- [Direction]:
Pick out all lines with the word "JSON" from the records that follow.

--- Start of Information shown ---

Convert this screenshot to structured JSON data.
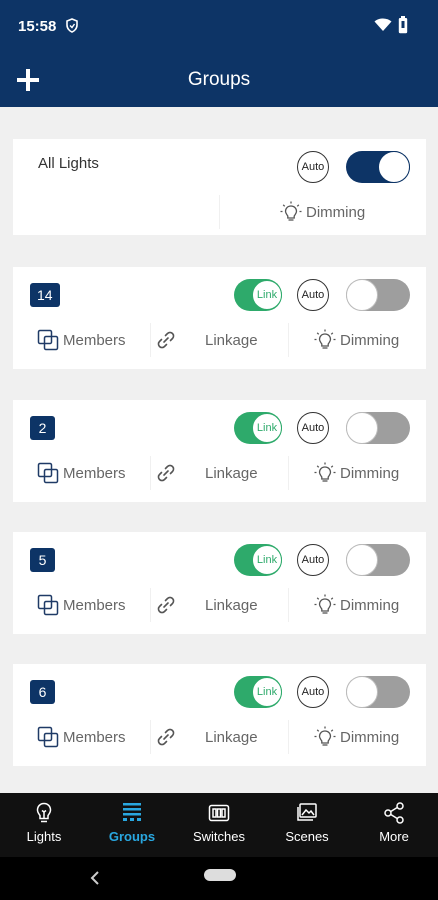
{
  "status_bar": {
    "time": "15:58"
  },
  "app_bar": {
    "title": "Groups"
  },
  "all_lights": {
    "label": "All Lights",
    "auto_label": "Auto",
    "dimming_label": "Dimming",
    "power_on": true
  },
  "groups": [
    {
      "number": "14",
      "link_label": "Link",
      "auto_label": "Auto",
      "members_label": "Members",
      "linkage_label": "Linkage",
      "dimming_label": "Dimming",
      "power_on": false
    },
    {
      "number": "2",
      "link_label": "Link",
      "auto_label": "Auto",
      "members_label": "Members",
      "linkage_label": "Linkage",
      "dimming_label": "Dimming",
      "power_on": false
    },
    {
      "number": "5",
      "link_label": "Link",
      "auto_label": "Auto",
      "members_label": "Members",
      "linkage_label": "Linkage",
      "dimming_label": "Dimming",
      "power_on": false
    },
    {
      "number": "6",
      "link_label": "Link",
      "auto_label": "Auto",
      "members_label": "Members",
      "linkage_label": "Linkage",
      "dimming_label": "Dimming",
      "power_on": false
    }
  ],
  "bottom_nav": [
    {
      "label": "Lights",
      "icon": "bulb-icon"
    },
    {
      "label": "Groups",
      "icon": "groups-icon",
      "active": true
    },
    {
      "label": "Switches",
      "icon": "switch-icon"
    },
    {
      "label": "Scenes",
      "icon": "scene-icon"
    },
    {
      "label": "More",
      "icon": "share-icon"
    }
  ],
  "colors": {
    "primary": "#0d3466",
    "link_green": "#2eaa6b",
    "nav_active": "#29a7e0",
    "background": "#f0f0f0"
  }
}
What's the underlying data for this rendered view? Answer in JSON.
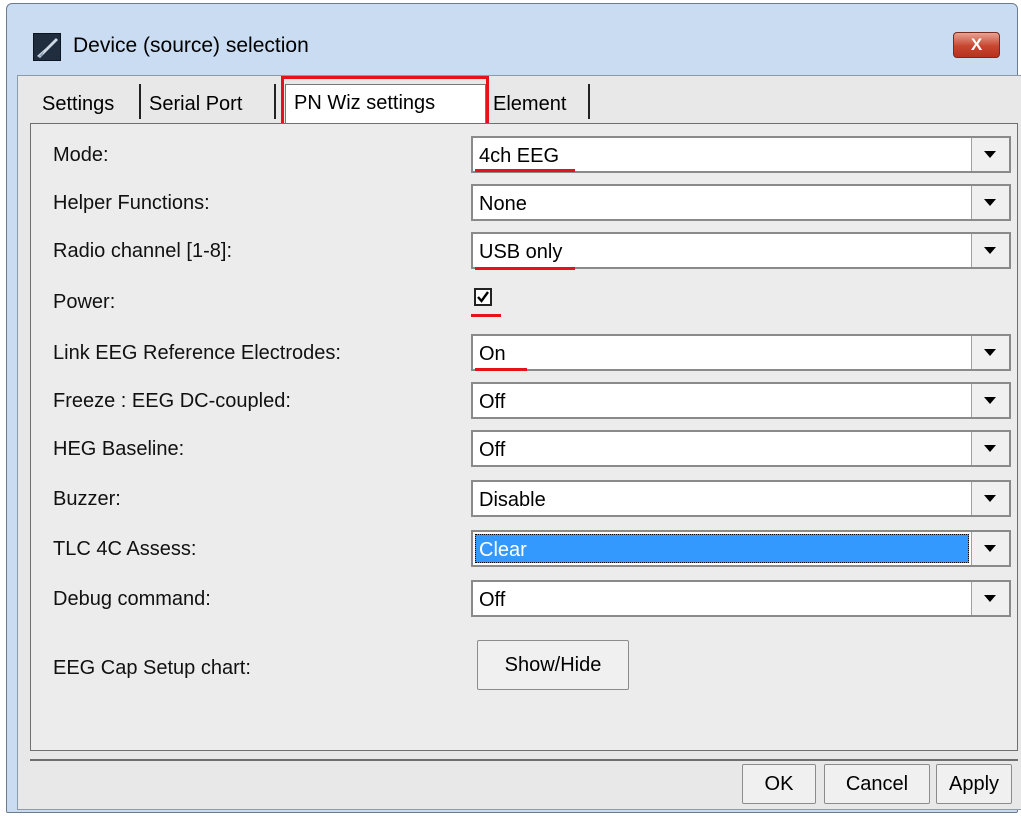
{
  "window": {
    "title": "Device (source) selection",
    "close_glyph": "X",
    "icon": "app-logo-icon"
  },
  "tabs": [
    {
      "label": "Settings",
      "active": false
    },
    {
      "label": "Serial Port",
      "active": false
    },
    {
      "label": "PN Wiz settings",
      "active": true
    },
    {
      "label": "Element",
      "active": false
    }
  ],
  "fields": [
    {
      "label": "Mode:",
      "value": "4ch EEG",
      "type": "select"
    },
    {
      "label": "Helper Functions:",
      "value": "None",
      "type": "select"
    },
    {
      "label": "Radio channel [1-8]:",
      "value": "USB only",
      "type": "select"
    },
    {
      "label": "Power:",
      "checked": true,
      "type": "checkbox"
    },
    {
      "label": "Link EEG Reference Electrodes:",
      "value": "On",
      "type": "select"
    },
    {
      "label": "Freeze : EEG DC-coupled:",
      "value": "Off",
      "type": "select"
    },
    {
      "label": "HEG Baseline:",
      "value": "Off",
      "type": "select"
    },
    {
      "label": "Buzzer:",
      "value": "Disable",
      "type": "select"
    },
    {
      "label": "TLC 4C Assess:",
      "value": "Clear",
      "type": "select",
      "focused": true
    },
    {
      "label": "Debug command:",
      "value": "Off",
      "type": "select"
    },
    {
      "label": "EEG Cap Setup chart:",
      "button": "Show/Hide",
      "type": "button"
    }
  ],
  "footer": {
    "ok": "OK",
    "cancel": "Cancel",
    "apply": "Apply"
  },
  "colors": {
    "annotation_red": "#e8101a",
    "selection_blue": "#3399ff"
  }
}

--- End of Information shown ---

- [Written response]:
Convert this screenshot to structured JSON data.
What's the underlying data for this rendered view? Answer in JSON.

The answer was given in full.